→ **What you will do**:
Print the stretch from "It should be" through "a radio processor." of the passage on device development trends below, word for word.

→ **Source passage**:

It should be possible to use a mobile device to receive a phone call at home via VoIP (voice over IP), have it automatically switch to a WAN (and hands-free operation) when moved to a car, then seamlessly switch over to a corporate WLAN at the office, said Dallas. Similarly, he added, navigation devices ought to move information from a PC, to a mobile device, to an in-car system automatically.

Dallas next outlined four significant trends in device development:

  • The “Software Plus Service” concept. “We can no longer build software that just sits on a device,” he said. “Instead, we have to build software plus a service.”
  • Next, is a move away from just ramping up clock speed, and toward having multiple heterogeneous cores on a single chip — an applications processor, a graphics processor, and a radio processor.
  • Then there's the trend toward loosely-coupled services. Today, a device such as the Zune portable music player (PMP) is tied to a single music store, while a set-top box might be tightly coupled to a specific video-on-demand service. “In the future, these devices will be able to discover and connect to other services,” Dallas said.
  • “Finally, of course, there's service-oriented development,” Dallas continued. A service that a device is connecting to “may be on the same device in another core, it could be on the circuit board, it could be on the premises where the device sits, or it could be connecting out … to a web service that's, frankly, on the other side of the world.”

→ **Data rows**:
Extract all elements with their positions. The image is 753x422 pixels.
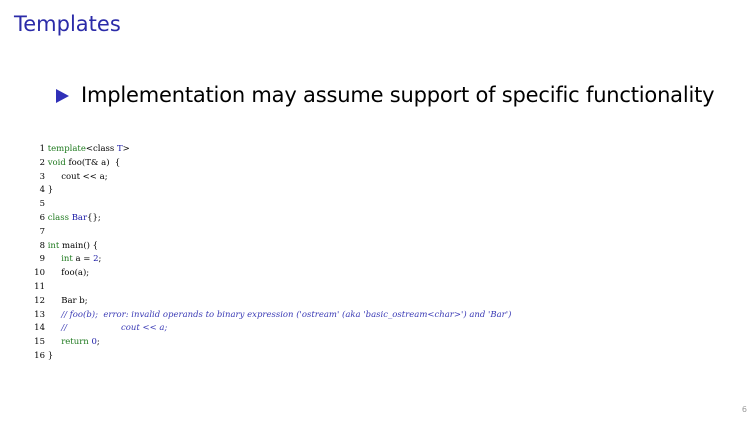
page-number: 6 [741,405,747,414]
code-text: {}; [87,212,101,223]
code-line: 16 } [30,350,511,364]
triangle-bullet-icon [56,89,69,103]
slide-title: Templates [14,12,121,36]
type-name: Bar [71,212,88,223]
code-comment: // foo(b); error: invalid operands to bi… [61,309,512,320]
code-line: 15 return 0; [30,336,511,350]
code-text: foo(T& a) { [65,157,121,168]
line-number: 13 [34,309,45,320]
line-number: 16 [34,350,45,361]
line-number: 10 [34,268,45,279]
line-number: 7 [39,226,45,237]
code-text: cout << a; [45,171,108,182]
keyword: class [47,212,69,223]
code-comment: // cout << a; [61,323,168,334]
keyword: return [61,337,89,348]
bullet-item: Implementation may assume support of spe… [56,83,715,107]
keyword: template [47,144,86,154]
code-text: Bar b; [45,295,88,306]
keyword: void [47,157,66,168]
code-text: } [45,350,54,361]
code-text: ; [98,254,102,265]
code-line: 5 [30,198,511,212]
code-line: 3 cout << a; [30,171,511,185]
code-line: 1 template<class T> [30,143,511,157]
code-line: 6 class Bar{}; [30,212,511,226]
code-line: 12 Bar b; [30,295,511,309]
line-number: 12 [34,295,45,306]
line-number: 14 [34,323,45,334]
line-number: 2 [39,157,45,168]
line-number: 15 [34,337,45,348]
code-listing: 1 template<class T> 2 void foo(T& a) { 3… [30,143,511,364]
line-number: 8 [39,240,45,251]
code-line: 4 } [30,184,511,198]
line-number: 5 [39,199,45,210]
line-number: 4 [39,185,45,196]
bullet-text: Implementation may assume support of spe… [81,83,715,107]
keyword: int [61,254,73,265]
code-text: main() { [59,240,99,251]
line-number: 1 [39,144,45,154]
line-number: 11 [34,281,45,292]
code-line: 14 // cout << a; [30,322,511,336]
code-line: 13 // foo(b); error: invalid operands to… [30,309,511,323]
code-line: 2 void foo(T& a) { [30,157,511,171]
code-line: 7 [30,226,511,240]
keyword: int [47,240,60,251]
code-line: 8 int main() { [30,240,511,254]
line-number: 3 [39,171,45,182]
code-line: 9 int a = 2; [30,253,511,267]
code-text: a = [72,254,94,265]
code-text: <class [85,144,117,154]
line-number: 9 [39,254,45,265]
code-text: foo(a); [45,268,90,279]
line-number: 6 [39,212,45,223]
code-text: } [45,185,54,196]
code-line: 11 [30,281,511,295]
code-line: 10 foo(a); [30,267,511,281]
code-text: > [122,144,130,154]
code-text: ; [96,337,100,348]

→ **Problem solution**:
It should be possible to use a mobile device to receive a phone call at home via VoIP (voice over IP), have it automatically switch to a WAN (and hands-free operation) when moved to a car, then seamlessly switch over to a corporate WLAN at the office, said Dallas. Similarly, he added, navigation devices ought to move information from a PC, to a mobile device, to an in-car system automatically.

Dallas next outlined four significant trends in device development:

  • The “Software Plus Service” concept. “We can no longer build software that just sits on a device,” he said. “Instead, we have to build software plus a service.”
  • Next, is a move away from just ramping up clock speed, and toward having multiple heterogeneous cores on a single chip — an applications processor, a graphics processor, and a radio processor.